What is expected
Filter the records below down to lines containing "machines".

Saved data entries

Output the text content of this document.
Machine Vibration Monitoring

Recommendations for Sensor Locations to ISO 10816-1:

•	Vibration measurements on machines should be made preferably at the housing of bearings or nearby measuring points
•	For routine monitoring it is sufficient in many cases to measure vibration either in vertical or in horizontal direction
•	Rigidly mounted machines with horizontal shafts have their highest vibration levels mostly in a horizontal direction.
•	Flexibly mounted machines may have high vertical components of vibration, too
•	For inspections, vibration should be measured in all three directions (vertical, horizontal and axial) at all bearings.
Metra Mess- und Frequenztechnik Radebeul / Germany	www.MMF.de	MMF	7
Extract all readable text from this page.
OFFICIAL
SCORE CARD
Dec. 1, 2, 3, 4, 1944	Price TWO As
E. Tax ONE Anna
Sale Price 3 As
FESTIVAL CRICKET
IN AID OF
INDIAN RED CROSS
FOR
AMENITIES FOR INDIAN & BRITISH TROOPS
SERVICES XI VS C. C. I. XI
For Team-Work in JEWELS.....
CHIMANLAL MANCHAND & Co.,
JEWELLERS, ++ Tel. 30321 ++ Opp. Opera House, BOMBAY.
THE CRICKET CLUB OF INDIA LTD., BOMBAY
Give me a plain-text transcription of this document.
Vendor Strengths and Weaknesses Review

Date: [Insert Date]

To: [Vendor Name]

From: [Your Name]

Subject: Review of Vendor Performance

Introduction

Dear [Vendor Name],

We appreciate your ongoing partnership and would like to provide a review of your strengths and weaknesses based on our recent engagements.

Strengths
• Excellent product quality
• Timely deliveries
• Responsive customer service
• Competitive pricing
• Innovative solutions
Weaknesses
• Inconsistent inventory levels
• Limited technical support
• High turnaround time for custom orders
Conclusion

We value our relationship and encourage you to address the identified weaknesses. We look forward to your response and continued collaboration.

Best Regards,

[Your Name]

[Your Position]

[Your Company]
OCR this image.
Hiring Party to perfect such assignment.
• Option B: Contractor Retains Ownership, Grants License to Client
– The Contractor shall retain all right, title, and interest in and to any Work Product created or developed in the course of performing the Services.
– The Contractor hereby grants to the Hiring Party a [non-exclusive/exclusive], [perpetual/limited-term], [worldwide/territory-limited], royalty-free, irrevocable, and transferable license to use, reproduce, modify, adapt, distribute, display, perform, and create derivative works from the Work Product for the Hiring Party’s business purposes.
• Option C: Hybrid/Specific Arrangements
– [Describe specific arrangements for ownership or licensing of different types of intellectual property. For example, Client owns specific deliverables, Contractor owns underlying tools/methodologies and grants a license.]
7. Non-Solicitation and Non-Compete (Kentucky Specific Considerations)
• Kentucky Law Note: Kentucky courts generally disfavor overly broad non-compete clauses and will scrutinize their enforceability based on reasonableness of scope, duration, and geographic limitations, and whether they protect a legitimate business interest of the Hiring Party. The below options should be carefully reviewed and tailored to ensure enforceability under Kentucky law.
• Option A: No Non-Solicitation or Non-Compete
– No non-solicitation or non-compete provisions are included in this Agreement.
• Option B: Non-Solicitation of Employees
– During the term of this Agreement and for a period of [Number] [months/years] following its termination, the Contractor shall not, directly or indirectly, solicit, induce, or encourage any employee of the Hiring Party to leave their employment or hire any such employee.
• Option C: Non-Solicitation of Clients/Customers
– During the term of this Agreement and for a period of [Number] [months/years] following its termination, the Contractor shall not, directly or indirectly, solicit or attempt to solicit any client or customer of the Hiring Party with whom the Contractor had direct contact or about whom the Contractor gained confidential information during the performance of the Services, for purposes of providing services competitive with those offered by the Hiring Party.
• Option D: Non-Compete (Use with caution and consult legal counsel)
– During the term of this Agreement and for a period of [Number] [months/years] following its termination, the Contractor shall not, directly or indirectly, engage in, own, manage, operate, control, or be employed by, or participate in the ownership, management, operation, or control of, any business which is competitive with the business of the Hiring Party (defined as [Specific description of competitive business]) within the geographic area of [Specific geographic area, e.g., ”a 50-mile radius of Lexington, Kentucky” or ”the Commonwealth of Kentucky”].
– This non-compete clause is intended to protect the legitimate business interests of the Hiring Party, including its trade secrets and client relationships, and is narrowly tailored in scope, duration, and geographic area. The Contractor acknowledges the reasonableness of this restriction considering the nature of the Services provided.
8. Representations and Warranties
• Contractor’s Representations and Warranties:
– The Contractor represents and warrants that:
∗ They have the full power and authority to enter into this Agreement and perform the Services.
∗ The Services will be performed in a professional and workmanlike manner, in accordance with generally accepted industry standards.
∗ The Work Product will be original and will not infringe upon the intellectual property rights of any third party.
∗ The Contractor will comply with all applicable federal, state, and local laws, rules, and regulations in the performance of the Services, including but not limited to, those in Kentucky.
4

The answer
•	Vibration measurements on machines should be made preferably at the housing of bearings or nearby measuring points
•	Rigidly mounted machines with horizontal shafts have their highest vibration levels mostly in a horizontal direction.
•	Flexibly mounted machines may have high vertical components of vibration, too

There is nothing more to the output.